[Entries from a visual dataset]
--
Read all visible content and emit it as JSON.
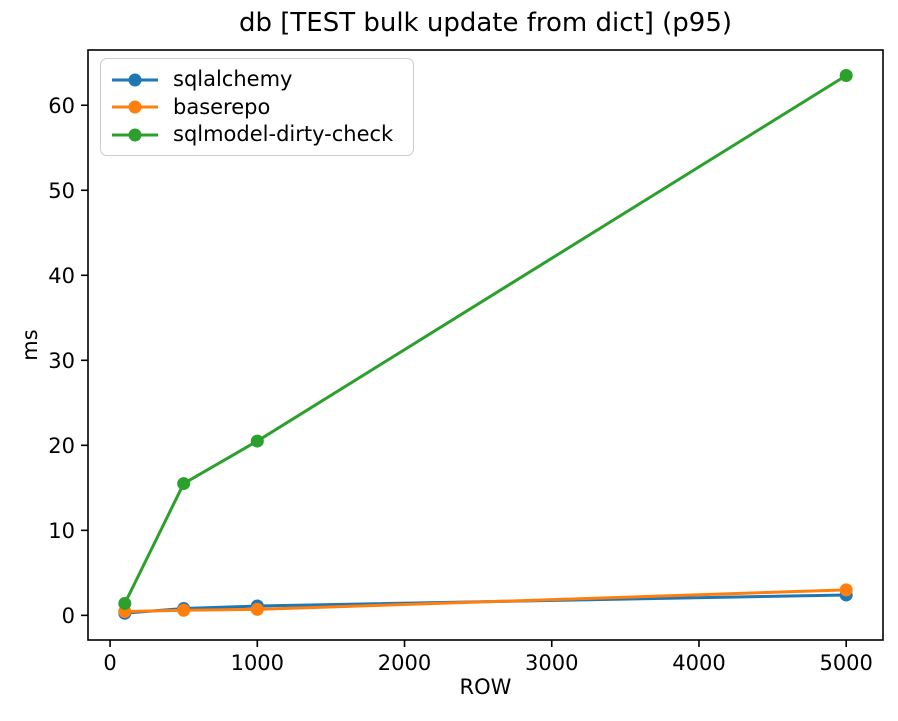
{
  "chart_data": {
    "type": "line",
    "title": "db [TEST bulk update from dict] (p95)",
    "xlabel": "ROW",
    "ylabel": "ms",
    "x": [
      100,
      500,
      1000,
      5000
    ],
    "series": [
      {
        "name": "sqlalchemy",
        "color": "#1f77b4",
        "values": [
          0.25,
          0.8,
          1.1,
          2.4
        ]
      },
      {
        "name": "baserepo",
        "color": "#ff7f0e",
        "values": [
          0.45,
          0.6,
          0.7,
          3.0
        ]
      },
      {
        "name": "sqlmodel-dirty-check",
        "color": "#2ca02c",
        "values": [
          1.4,
          15.5,
          20.5,
          63.5
        ]
      }
    ],
    "xticks": [
      0,
      1000,
      2000,
      3000,
      4000,
      5000
    ],
    "yticks": [
      0,
      10,
      20,
      30,
      40,
      50,
      60
    ],
    "xlim": [
      -150,
      5250
    ],
    "ylim": [
      -2.9,
      66.5
    ],
    "grid": false,
    "legend_position": "upper left",
    "marker": "circle",
    "axis_color": "#000000",
    "background": "#ffffff"
  }
}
--
* Written exercise:
Where a line of the entries contains the word "name", copy that line.

* Answer to the task:
        "name": "sqlalchemy",
        "name": "baserepo",
        "name": "sqlmodel-dirty-check",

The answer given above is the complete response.